§ What the exercise asks:
Identify every line in the records below that contains the word "Costo", and copy each of those lines.

§ Given information:
********************
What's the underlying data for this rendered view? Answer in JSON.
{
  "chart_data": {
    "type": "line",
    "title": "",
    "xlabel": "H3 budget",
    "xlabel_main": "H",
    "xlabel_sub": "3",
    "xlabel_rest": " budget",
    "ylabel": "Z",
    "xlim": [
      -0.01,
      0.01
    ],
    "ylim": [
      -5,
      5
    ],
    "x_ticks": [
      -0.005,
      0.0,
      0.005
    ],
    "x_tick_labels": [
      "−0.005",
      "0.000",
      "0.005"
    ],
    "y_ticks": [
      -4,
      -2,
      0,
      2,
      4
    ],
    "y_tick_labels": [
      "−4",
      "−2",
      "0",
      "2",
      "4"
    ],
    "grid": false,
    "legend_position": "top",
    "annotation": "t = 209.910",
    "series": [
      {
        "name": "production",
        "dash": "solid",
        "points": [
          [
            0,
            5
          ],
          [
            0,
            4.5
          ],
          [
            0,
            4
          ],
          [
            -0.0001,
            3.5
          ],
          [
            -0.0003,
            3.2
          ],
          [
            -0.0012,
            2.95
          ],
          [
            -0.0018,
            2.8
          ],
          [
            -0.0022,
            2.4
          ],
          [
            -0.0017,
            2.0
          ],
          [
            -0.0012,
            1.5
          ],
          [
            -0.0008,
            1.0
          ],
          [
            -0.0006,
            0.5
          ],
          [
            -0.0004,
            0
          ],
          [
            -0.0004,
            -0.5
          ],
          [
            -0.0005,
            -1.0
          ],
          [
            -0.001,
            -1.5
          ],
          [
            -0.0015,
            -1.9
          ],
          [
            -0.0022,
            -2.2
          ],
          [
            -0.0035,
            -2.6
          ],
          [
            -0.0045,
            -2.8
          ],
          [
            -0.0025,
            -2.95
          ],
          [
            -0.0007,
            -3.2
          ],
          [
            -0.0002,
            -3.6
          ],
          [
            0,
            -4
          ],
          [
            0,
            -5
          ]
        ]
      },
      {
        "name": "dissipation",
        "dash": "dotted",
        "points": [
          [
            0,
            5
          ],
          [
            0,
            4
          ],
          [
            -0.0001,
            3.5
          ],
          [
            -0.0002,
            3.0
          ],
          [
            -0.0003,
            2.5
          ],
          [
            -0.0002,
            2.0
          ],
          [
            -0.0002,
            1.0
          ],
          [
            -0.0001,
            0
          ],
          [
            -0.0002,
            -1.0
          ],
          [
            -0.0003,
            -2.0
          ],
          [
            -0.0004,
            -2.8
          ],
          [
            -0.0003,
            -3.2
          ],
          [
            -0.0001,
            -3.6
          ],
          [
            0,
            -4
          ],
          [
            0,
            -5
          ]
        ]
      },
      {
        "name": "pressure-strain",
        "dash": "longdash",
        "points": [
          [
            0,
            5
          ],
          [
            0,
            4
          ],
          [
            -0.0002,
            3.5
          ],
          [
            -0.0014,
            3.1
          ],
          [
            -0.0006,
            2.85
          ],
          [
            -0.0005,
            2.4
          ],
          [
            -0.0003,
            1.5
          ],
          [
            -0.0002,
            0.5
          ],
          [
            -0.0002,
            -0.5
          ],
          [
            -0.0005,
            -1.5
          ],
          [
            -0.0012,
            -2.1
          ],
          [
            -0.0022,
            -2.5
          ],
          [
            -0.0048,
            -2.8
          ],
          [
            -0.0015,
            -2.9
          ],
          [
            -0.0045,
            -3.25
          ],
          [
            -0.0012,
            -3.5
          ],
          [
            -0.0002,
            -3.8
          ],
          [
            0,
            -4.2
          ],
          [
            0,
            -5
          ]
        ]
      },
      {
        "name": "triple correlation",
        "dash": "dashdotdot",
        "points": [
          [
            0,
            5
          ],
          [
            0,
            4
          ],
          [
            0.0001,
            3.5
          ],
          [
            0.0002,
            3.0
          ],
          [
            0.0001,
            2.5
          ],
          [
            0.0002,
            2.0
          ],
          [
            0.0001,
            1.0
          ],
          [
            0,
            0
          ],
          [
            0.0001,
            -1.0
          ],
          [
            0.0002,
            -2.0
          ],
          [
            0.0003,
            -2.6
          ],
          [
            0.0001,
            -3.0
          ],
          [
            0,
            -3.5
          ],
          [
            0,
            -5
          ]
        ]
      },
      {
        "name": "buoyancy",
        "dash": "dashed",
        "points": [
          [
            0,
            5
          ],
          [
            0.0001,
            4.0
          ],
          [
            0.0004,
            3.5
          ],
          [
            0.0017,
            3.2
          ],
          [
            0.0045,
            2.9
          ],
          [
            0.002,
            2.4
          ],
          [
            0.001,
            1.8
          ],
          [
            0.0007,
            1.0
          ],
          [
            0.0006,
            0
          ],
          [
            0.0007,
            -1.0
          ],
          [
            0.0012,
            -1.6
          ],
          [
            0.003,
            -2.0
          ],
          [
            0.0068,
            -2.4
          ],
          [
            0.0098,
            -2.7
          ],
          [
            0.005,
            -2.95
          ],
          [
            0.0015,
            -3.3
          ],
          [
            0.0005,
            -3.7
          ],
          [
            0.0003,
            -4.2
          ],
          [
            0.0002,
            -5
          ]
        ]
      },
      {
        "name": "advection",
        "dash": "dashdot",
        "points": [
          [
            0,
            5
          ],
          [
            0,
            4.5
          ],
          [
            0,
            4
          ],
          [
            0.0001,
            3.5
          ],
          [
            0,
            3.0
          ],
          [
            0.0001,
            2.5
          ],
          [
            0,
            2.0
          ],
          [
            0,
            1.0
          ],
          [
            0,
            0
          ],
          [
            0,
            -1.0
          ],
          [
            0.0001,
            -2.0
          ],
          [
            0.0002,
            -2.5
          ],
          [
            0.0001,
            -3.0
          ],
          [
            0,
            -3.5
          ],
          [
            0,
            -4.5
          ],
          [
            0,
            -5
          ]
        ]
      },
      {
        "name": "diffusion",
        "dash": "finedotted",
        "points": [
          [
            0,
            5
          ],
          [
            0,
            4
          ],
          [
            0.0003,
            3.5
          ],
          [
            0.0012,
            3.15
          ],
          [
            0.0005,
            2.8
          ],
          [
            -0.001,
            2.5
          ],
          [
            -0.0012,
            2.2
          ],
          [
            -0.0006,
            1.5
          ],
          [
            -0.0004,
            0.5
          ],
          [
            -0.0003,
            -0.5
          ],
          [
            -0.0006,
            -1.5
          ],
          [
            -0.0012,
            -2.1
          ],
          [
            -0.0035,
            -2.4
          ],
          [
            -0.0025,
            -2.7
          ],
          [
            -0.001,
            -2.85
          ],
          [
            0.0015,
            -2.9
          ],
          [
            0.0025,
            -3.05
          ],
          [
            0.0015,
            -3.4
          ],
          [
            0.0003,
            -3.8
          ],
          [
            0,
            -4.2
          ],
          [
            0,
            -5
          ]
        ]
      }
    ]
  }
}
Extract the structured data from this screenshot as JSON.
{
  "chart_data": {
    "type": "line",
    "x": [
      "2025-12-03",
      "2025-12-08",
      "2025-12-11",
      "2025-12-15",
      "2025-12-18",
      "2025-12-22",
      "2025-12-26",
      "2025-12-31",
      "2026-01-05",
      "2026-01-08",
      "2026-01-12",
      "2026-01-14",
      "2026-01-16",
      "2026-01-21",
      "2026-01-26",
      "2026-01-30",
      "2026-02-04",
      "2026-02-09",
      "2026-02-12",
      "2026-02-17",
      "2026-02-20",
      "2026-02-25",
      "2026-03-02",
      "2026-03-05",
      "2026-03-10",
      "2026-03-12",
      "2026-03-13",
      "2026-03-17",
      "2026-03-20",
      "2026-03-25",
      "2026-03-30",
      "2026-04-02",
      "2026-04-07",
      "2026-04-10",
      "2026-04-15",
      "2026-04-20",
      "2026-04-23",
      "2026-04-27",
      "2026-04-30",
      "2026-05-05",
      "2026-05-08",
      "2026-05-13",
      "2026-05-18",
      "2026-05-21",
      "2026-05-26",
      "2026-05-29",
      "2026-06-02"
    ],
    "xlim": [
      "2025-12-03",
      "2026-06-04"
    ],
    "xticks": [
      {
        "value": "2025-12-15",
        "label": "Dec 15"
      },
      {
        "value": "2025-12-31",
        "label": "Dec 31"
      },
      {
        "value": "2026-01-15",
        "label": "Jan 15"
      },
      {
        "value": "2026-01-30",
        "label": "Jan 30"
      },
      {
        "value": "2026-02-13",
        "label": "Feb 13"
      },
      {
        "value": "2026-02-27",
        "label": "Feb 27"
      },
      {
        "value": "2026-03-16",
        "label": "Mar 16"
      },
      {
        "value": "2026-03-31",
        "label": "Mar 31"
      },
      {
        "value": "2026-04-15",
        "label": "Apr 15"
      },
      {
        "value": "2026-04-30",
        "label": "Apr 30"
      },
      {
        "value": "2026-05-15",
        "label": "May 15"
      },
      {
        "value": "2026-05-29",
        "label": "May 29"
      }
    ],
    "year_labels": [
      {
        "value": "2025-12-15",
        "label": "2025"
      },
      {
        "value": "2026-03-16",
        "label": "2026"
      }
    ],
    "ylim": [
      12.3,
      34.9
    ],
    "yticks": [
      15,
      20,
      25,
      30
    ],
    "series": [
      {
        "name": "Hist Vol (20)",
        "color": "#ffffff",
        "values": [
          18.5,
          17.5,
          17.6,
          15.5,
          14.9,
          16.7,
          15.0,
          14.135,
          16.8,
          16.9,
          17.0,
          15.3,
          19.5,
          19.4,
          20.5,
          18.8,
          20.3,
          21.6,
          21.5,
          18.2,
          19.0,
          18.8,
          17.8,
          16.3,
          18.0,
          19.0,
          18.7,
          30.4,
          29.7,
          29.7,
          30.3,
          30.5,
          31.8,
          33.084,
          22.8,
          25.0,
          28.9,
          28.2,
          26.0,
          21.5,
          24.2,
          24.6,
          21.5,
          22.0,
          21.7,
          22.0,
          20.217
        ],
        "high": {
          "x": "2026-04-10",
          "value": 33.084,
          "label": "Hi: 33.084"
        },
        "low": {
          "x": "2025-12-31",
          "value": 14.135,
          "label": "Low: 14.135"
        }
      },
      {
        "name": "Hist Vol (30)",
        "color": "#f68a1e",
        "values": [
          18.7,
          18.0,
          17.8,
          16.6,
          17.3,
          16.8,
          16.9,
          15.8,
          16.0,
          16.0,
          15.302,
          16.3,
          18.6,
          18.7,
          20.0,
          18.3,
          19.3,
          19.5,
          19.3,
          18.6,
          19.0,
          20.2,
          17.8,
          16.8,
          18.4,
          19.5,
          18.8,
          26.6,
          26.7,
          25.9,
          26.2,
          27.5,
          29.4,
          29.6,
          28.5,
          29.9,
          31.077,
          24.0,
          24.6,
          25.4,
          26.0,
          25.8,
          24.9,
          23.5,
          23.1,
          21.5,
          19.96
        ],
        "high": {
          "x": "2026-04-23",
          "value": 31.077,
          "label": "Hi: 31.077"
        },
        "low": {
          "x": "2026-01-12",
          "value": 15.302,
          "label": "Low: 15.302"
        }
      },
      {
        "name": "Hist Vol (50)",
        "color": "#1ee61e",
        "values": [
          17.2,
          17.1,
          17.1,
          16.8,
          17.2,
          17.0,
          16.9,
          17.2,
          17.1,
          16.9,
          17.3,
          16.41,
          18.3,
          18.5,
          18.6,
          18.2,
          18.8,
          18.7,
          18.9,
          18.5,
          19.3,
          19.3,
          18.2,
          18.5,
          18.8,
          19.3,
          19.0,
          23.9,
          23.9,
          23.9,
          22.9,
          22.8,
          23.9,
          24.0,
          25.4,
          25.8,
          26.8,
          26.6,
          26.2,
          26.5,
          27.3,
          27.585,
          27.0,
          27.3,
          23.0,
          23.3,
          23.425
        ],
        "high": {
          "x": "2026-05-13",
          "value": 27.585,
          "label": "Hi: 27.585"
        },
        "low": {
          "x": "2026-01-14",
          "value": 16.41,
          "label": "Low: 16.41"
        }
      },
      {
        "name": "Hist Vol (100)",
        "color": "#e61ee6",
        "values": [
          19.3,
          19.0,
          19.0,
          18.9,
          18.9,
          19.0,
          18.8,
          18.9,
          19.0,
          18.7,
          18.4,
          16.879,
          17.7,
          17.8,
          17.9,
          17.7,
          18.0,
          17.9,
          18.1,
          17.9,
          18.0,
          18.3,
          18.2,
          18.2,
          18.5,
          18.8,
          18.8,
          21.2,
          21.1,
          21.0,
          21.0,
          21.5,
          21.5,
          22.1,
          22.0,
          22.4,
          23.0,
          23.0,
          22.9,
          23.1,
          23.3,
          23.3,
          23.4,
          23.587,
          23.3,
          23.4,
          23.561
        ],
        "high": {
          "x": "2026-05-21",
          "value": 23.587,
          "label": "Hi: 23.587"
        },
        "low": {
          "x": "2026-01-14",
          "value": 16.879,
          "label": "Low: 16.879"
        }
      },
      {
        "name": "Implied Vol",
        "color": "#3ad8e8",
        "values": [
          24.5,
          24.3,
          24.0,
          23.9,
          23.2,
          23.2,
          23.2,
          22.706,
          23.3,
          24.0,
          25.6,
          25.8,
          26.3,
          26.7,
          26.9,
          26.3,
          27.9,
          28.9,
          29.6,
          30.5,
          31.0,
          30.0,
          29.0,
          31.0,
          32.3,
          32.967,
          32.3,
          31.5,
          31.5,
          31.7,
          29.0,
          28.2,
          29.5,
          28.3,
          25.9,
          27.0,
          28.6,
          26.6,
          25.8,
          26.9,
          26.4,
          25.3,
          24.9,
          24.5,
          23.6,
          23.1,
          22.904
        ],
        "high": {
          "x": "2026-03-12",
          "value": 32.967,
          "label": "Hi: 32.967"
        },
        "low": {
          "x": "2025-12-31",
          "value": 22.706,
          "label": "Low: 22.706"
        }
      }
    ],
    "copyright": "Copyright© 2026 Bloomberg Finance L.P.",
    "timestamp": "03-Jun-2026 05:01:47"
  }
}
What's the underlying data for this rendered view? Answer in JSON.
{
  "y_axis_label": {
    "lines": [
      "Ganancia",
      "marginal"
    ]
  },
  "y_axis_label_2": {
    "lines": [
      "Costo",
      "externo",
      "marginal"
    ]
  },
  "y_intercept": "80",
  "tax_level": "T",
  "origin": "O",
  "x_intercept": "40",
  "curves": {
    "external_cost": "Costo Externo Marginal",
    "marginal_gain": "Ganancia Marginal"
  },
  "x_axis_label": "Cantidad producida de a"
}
********************
§ Solution:
      "Costo",
    "external_cost": "Costo Externo Marginal",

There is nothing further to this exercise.